## Set problem
Write the data below out exactly as it stands. Do not include the pictures.

## Material supplied
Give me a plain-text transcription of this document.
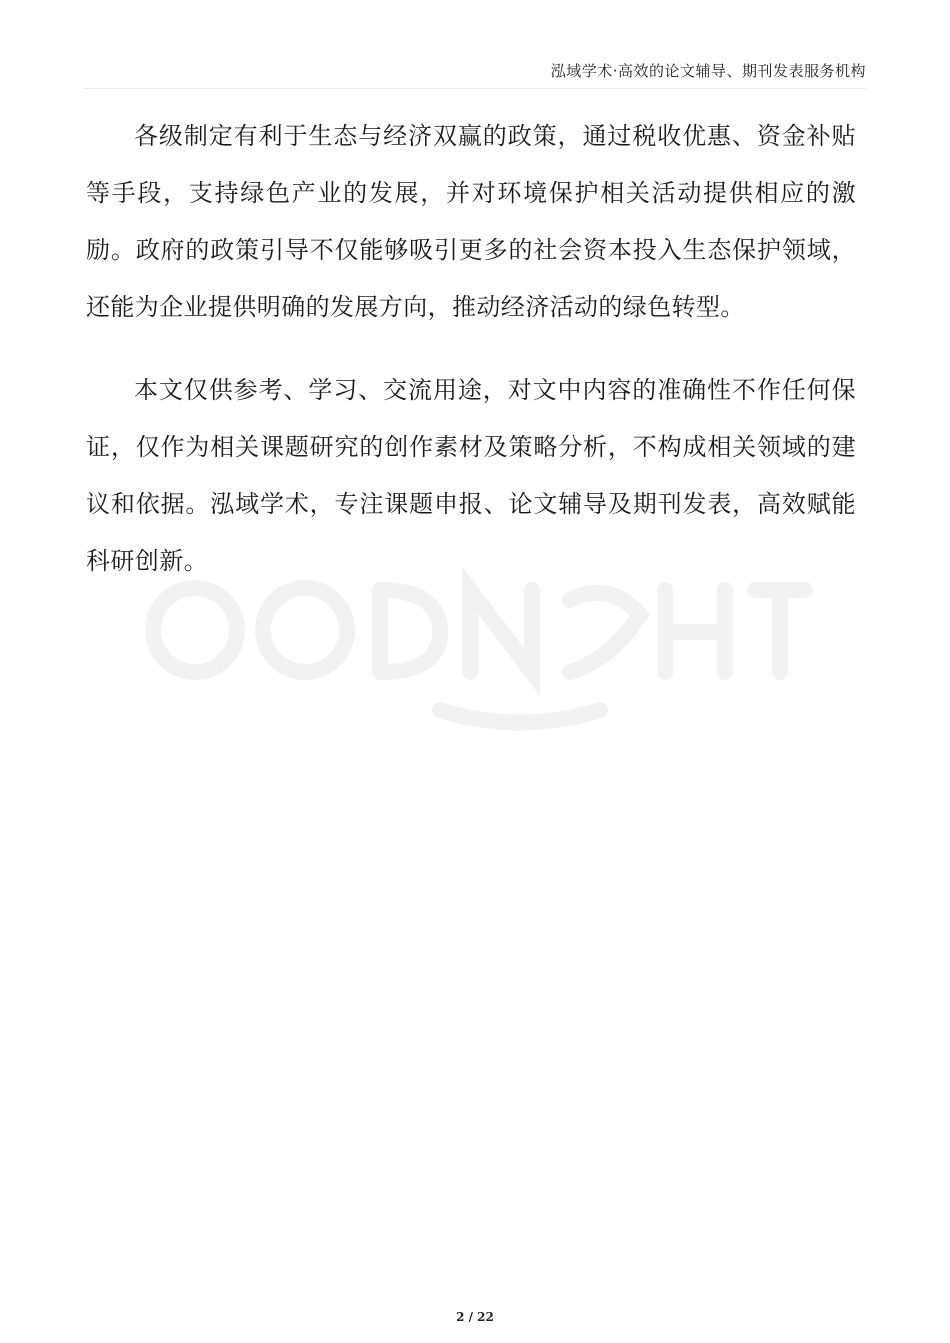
泓域学术·高效的论文辅导、期刊发表服务机构

各级制定有利于生态与经济双赢的政策，通过税收优惠、资金补贴等手段，支持绿色产业的发展，并对环境保护相关活动提供相应的激励。政府的政策引导不仅能够吸引更多的社会资本投入生态保护领域，还能为企业提供明确的发展方向，推动经济活动的绿色转型。

本文仅供参考、学习、交流用途，对文中内容的准确性不作任何保证，仅作为相关课题研究的创作素材及策略分析，不构成相关领域的建议和依据。泓域学术，专注课题申报、论文辅导及期刊发表，高效赋能科研创新。

2 / 22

## Solution to the exercise
Give me a plain-text transcription of this document.
泓域学术·高效的论文辅导、期刊发表服务机构

各级制定有利于生态与经济双赢的政策，通过税收优惠、资金补贴等手段，支持绿色产业的发展，并对环境保护相关活动提供相应的激励。政府的政策引导不仅能够吸引更多的社会资本投入生态保护领域，还能为企业提供明确的发展方向，推动经济活动的绿色转型。

本文仅供参考、学习、交流用途，对文中内容的准确性不作任何保证，仅作为相关课题研究的创作素材及策略分析，不构成相关领域的建议和依据。泓域学术，专注课题申报、论文辅导及期刊发表，高效赋能科研创新。

2 / 22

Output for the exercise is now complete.